→ WRITTEN INSTRUCTION:
Search the material below for the word "this". Copy every line that has it.

:: EXCERPTED RECORDS

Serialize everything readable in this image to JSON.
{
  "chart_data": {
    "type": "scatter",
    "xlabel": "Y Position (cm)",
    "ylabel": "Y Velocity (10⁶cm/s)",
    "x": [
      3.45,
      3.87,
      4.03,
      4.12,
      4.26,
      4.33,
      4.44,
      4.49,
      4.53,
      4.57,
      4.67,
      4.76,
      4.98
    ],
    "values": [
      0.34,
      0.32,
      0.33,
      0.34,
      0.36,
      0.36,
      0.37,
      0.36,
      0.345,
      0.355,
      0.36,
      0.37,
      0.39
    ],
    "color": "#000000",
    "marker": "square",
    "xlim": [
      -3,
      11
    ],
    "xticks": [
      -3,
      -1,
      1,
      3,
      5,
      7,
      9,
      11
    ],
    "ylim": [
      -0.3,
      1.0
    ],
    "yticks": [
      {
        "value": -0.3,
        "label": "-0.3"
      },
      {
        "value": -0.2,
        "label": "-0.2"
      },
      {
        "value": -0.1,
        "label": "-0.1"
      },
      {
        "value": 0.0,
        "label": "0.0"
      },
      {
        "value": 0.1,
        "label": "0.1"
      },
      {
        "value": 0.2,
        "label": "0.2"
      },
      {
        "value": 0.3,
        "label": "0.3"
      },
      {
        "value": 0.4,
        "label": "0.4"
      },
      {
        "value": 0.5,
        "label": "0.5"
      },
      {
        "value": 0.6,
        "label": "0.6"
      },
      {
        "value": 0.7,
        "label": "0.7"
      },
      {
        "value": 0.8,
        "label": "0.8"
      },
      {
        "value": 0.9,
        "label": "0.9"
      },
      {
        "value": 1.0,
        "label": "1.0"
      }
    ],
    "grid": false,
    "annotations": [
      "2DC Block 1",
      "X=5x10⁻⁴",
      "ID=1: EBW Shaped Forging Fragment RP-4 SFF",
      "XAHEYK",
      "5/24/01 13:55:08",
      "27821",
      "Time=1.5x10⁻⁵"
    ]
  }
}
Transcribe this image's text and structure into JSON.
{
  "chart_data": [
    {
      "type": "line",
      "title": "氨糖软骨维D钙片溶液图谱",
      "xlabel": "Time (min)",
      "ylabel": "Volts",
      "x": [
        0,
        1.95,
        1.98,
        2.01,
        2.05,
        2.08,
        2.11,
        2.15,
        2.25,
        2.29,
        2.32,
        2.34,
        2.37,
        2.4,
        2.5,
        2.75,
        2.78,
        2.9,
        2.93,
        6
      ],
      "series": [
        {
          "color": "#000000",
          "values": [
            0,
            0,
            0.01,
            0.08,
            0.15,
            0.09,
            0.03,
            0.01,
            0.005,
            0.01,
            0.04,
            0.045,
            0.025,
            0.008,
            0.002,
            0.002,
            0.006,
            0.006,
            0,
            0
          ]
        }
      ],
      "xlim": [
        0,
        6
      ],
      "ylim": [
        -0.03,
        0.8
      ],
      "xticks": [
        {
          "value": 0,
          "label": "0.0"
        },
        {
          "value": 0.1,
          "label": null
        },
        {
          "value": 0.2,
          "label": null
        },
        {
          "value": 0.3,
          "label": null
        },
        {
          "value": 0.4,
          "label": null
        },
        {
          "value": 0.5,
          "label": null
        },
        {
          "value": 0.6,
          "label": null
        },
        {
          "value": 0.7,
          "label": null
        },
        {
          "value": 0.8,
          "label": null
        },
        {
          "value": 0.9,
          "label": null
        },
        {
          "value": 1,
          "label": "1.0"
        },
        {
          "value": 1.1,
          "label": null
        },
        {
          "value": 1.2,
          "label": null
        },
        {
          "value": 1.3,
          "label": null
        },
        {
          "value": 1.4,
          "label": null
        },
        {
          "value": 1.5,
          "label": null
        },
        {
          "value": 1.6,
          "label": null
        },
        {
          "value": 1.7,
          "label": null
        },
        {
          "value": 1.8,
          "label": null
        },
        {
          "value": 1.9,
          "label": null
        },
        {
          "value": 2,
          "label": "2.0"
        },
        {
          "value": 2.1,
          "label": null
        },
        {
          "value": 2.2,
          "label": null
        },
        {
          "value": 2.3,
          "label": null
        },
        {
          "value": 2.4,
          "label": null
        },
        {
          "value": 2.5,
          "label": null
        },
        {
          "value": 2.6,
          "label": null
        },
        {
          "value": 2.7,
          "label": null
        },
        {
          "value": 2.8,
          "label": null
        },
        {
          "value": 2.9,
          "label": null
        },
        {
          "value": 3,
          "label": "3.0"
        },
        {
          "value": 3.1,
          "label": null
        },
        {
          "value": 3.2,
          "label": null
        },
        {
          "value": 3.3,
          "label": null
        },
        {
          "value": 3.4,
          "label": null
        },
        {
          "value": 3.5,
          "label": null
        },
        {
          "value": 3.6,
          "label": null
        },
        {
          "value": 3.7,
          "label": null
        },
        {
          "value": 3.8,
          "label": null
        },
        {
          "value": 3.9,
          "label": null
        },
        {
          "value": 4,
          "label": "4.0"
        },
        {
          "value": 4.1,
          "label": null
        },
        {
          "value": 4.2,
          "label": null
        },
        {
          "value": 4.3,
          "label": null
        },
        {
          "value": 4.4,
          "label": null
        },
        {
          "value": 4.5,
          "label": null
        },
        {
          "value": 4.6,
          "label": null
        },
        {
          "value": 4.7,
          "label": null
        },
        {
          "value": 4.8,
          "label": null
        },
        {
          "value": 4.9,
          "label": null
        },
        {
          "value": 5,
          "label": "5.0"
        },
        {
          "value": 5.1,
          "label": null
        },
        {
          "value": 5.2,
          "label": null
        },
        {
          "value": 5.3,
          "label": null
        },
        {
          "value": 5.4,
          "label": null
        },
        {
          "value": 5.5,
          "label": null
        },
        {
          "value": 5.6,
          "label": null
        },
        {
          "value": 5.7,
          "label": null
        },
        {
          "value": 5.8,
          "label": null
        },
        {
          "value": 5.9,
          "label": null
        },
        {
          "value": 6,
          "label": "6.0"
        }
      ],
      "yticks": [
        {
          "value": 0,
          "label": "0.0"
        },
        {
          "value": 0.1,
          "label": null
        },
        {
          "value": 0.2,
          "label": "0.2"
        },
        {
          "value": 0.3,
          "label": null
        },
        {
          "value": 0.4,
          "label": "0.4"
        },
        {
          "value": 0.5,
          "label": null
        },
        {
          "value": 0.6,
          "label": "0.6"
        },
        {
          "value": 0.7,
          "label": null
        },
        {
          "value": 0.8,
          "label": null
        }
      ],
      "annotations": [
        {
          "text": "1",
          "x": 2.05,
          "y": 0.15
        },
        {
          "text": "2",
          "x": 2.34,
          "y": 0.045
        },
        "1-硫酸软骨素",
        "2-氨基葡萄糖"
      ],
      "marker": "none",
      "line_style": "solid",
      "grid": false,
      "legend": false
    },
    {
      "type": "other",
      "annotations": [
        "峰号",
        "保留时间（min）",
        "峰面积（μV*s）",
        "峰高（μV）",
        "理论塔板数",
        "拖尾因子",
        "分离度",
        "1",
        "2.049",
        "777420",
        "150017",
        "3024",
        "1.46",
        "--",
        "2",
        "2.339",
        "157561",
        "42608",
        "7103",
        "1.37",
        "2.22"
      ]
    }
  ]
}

::::

→ TASK ANSWER:
Serialize everything readable in this image to JSON.
Transcribe this image's text and structure into JSON.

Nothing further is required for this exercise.